- **DIRECTIONS FOR THIS TASK**: Please work out how many lines in the material contain "bold" and give only that figure.

═════ DATA SUPPLIED ═════

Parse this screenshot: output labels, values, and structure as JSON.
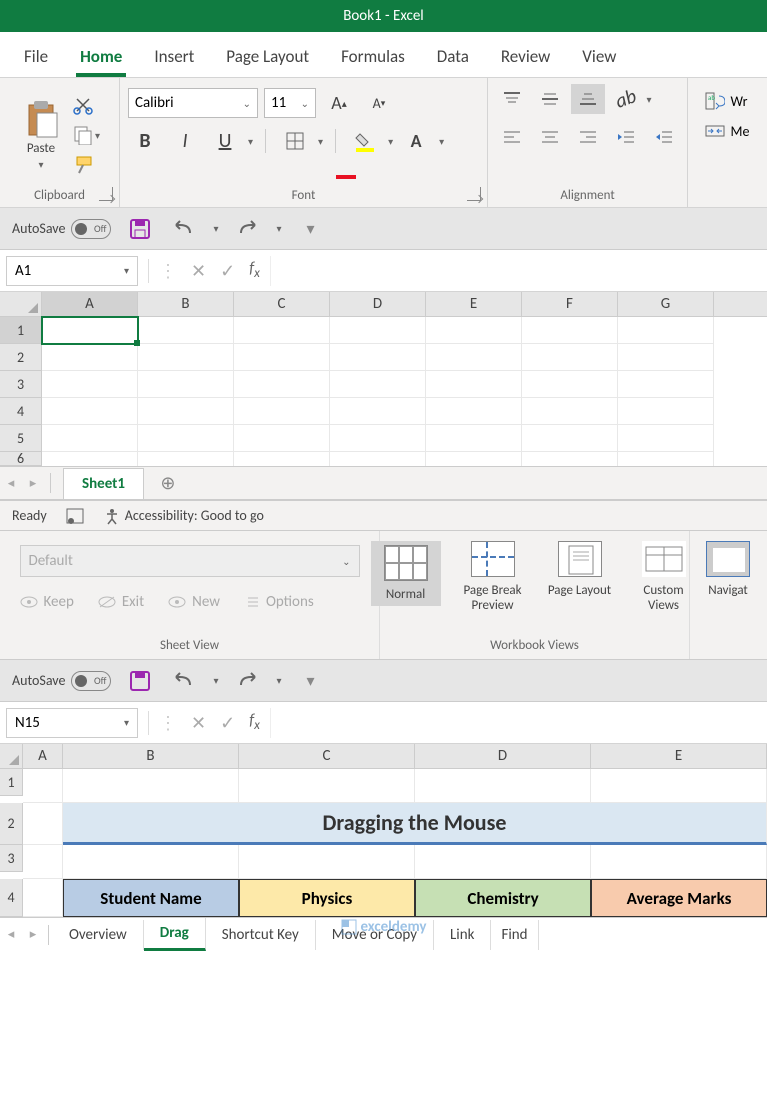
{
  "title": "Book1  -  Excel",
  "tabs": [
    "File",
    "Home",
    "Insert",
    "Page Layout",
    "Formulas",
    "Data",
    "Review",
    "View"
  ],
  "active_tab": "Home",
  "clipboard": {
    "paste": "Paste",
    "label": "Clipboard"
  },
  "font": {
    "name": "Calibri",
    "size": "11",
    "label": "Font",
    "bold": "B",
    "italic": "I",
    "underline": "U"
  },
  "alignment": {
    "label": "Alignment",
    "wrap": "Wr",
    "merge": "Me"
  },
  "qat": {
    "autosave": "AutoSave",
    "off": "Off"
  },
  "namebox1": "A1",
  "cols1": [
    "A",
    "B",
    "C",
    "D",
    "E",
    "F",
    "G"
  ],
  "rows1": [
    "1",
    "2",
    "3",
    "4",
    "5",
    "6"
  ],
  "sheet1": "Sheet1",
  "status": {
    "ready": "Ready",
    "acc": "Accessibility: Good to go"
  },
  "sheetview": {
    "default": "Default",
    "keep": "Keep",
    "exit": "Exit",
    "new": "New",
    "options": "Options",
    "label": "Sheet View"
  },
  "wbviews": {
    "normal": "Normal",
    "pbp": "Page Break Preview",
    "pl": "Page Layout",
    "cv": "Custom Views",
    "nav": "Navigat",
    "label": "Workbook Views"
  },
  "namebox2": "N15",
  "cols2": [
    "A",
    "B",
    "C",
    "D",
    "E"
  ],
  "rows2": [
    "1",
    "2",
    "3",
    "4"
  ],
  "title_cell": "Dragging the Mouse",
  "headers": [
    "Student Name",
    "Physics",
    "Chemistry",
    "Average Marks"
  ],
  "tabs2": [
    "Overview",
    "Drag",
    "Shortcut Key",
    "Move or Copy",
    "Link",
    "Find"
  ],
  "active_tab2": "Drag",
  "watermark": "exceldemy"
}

═════
═════ DATA SUPPLIED ═════

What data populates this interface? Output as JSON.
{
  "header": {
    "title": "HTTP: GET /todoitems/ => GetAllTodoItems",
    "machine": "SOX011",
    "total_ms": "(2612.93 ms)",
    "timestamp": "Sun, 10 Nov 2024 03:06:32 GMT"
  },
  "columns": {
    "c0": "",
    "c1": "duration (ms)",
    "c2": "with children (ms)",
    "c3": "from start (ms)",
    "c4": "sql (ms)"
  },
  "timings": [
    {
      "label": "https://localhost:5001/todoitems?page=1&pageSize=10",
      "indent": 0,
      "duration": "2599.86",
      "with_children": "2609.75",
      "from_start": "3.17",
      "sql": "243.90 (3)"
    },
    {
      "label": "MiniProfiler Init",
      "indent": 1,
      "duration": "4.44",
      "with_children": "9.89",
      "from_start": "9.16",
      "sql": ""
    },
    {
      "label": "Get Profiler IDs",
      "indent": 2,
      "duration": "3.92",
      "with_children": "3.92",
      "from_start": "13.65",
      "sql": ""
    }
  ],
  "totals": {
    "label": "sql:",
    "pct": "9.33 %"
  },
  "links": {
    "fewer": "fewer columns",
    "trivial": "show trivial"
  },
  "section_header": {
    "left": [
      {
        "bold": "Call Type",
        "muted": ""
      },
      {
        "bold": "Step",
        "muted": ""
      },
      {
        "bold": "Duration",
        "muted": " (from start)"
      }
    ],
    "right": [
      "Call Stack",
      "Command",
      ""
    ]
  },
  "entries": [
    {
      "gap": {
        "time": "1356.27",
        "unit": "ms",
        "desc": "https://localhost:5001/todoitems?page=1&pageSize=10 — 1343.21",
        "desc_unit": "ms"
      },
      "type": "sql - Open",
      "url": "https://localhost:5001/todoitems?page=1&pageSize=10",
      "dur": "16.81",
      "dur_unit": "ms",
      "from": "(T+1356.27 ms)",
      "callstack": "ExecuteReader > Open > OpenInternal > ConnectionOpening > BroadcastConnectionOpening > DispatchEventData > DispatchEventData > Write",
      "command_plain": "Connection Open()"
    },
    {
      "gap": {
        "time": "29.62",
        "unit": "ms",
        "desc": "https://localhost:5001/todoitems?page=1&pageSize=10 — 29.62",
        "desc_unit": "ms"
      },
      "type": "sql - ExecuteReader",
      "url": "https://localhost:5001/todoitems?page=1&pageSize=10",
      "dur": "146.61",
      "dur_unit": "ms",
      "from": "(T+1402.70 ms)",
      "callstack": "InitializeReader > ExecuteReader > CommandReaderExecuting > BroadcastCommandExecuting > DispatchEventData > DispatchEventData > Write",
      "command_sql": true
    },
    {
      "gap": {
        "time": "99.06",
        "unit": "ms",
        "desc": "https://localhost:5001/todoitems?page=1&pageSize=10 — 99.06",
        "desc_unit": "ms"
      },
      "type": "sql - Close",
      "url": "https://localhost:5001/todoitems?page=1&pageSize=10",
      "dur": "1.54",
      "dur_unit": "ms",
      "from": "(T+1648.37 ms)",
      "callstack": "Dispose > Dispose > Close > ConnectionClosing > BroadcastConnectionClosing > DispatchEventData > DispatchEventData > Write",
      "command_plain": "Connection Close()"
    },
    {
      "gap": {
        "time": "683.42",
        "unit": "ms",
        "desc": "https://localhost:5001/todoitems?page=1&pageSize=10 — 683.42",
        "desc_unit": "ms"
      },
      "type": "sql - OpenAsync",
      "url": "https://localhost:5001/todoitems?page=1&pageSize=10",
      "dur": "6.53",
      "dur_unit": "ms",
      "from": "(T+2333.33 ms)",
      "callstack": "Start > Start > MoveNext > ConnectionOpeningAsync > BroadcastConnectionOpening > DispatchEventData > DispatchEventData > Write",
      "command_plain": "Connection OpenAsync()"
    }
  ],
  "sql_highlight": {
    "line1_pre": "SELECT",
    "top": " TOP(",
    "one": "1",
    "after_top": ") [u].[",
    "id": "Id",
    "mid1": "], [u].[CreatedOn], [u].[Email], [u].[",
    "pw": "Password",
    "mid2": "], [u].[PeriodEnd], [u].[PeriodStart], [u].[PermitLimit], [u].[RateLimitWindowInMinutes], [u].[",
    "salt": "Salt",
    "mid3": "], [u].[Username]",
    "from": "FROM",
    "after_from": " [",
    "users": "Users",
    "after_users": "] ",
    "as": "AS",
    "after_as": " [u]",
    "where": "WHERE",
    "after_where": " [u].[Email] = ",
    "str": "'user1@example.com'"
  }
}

═════

- **FINISHED ANSWER**: 4